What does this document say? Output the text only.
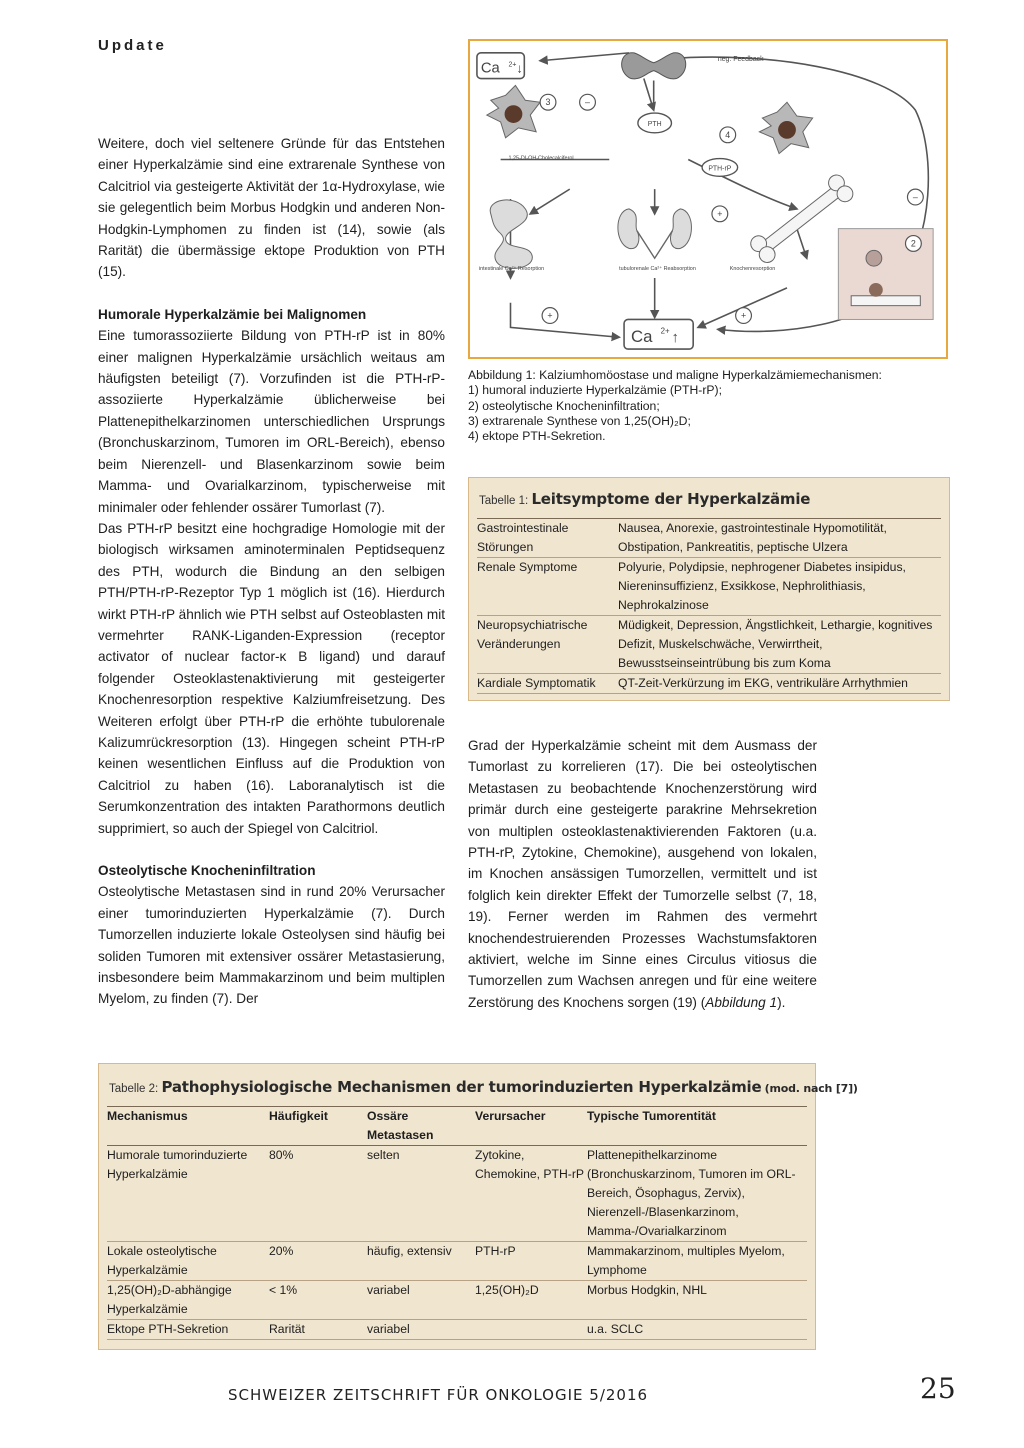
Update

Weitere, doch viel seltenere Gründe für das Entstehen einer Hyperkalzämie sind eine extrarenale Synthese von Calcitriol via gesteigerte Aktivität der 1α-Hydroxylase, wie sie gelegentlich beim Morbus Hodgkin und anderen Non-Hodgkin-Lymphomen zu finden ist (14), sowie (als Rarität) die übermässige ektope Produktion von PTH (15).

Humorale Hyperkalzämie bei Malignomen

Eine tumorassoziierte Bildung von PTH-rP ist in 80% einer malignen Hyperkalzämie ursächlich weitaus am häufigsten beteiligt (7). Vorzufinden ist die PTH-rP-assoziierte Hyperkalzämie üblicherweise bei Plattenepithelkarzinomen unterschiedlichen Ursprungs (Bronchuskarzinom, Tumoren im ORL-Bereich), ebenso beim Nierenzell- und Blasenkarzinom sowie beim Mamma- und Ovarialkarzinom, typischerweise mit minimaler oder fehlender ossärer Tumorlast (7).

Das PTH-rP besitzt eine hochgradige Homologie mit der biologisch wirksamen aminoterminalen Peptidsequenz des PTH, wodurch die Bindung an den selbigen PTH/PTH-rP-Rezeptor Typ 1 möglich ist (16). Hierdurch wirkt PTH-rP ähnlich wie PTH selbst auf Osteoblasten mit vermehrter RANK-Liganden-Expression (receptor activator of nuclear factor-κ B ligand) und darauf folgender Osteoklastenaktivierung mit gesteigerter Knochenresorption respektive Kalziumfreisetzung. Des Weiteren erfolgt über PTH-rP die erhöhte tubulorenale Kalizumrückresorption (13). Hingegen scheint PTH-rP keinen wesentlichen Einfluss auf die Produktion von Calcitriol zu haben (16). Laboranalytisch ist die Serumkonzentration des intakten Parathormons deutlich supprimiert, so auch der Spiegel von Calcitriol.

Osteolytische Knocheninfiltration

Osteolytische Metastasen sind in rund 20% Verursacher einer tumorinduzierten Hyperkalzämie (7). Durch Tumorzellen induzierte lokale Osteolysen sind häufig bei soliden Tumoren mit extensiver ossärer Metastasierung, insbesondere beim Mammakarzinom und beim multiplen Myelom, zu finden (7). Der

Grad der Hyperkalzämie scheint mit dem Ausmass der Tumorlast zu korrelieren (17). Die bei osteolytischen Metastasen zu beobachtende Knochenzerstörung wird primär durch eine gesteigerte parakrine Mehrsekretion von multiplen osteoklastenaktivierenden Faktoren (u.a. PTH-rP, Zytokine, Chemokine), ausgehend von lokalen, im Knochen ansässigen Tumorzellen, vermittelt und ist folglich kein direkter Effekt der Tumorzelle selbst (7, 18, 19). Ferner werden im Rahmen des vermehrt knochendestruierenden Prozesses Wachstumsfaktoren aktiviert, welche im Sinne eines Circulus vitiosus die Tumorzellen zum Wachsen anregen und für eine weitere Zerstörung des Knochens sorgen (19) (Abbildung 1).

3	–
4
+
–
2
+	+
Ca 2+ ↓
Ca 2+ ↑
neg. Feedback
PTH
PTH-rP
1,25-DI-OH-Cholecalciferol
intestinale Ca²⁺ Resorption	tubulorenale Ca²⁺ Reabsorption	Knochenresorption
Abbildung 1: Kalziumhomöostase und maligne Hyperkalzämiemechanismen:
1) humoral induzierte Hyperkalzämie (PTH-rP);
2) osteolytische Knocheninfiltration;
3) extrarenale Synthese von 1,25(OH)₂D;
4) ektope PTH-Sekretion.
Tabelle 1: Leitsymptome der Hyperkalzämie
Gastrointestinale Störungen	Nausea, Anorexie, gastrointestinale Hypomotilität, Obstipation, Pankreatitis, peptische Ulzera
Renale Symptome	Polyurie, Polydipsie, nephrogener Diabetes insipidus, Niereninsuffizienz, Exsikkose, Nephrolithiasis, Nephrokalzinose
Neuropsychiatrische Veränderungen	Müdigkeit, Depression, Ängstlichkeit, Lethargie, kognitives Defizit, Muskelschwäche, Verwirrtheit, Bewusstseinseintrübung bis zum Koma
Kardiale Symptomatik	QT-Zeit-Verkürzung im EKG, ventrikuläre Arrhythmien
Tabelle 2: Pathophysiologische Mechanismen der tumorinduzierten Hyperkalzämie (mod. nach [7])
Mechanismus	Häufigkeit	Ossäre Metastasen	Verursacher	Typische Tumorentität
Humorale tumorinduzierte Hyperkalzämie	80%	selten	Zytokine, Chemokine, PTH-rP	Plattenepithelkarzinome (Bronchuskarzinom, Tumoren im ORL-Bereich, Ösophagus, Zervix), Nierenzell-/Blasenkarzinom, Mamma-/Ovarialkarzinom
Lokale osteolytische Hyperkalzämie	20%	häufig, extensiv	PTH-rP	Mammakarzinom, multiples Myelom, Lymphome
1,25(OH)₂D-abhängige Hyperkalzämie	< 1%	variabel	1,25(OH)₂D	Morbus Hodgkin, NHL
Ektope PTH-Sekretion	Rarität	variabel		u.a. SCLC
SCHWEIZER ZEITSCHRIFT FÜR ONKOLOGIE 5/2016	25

========================================

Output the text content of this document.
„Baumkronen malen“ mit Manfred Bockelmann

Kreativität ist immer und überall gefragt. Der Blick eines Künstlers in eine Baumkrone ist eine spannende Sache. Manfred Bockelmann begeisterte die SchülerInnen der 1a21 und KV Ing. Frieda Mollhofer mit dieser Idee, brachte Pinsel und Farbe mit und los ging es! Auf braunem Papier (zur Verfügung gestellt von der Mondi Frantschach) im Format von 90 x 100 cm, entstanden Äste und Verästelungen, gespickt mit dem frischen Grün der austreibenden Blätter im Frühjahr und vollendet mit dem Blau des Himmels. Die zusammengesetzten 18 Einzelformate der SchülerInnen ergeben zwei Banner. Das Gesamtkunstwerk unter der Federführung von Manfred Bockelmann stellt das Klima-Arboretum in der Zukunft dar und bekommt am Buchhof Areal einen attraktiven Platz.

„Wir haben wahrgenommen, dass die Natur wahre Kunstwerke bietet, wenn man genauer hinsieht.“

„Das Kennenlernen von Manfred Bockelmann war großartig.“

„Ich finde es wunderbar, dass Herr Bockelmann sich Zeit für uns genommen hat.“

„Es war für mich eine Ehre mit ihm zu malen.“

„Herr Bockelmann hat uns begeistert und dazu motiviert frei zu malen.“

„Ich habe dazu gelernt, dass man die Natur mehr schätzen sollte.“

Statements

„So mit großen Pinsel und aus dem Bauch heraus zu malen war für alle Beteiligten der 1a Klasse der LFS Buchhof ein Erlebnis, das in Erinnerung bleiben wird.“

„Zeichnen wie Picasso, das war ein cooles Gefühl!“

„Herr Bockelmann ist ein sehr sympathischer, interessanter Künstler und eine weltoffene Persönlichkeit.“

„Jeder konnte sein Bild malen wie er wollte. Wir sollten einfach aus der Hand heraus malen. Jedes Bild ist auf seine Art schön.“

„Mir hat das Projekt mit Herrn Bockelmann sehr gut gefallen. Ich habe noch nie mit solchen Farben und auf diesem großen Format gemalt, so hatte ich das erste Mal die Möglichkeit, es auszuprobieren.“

========================================

Whenever the string "sehr" turns up in a line of the data, copy that line.

ANSWER TO THE PROBLEM:
„Herr Bockelmann ist ein sehr sympathischer, interessanter Künstler und eine weltoffene Persönlichkeit.“
„Mir hat das Projekt mit Herrn Bockelmann sehr gut gefallen. Ich habe noch nie mit solchen Farben und auf diesem großen Format gemalt, so hatte ich das erste Mal die Möglichkeit, es auszuprobieren.“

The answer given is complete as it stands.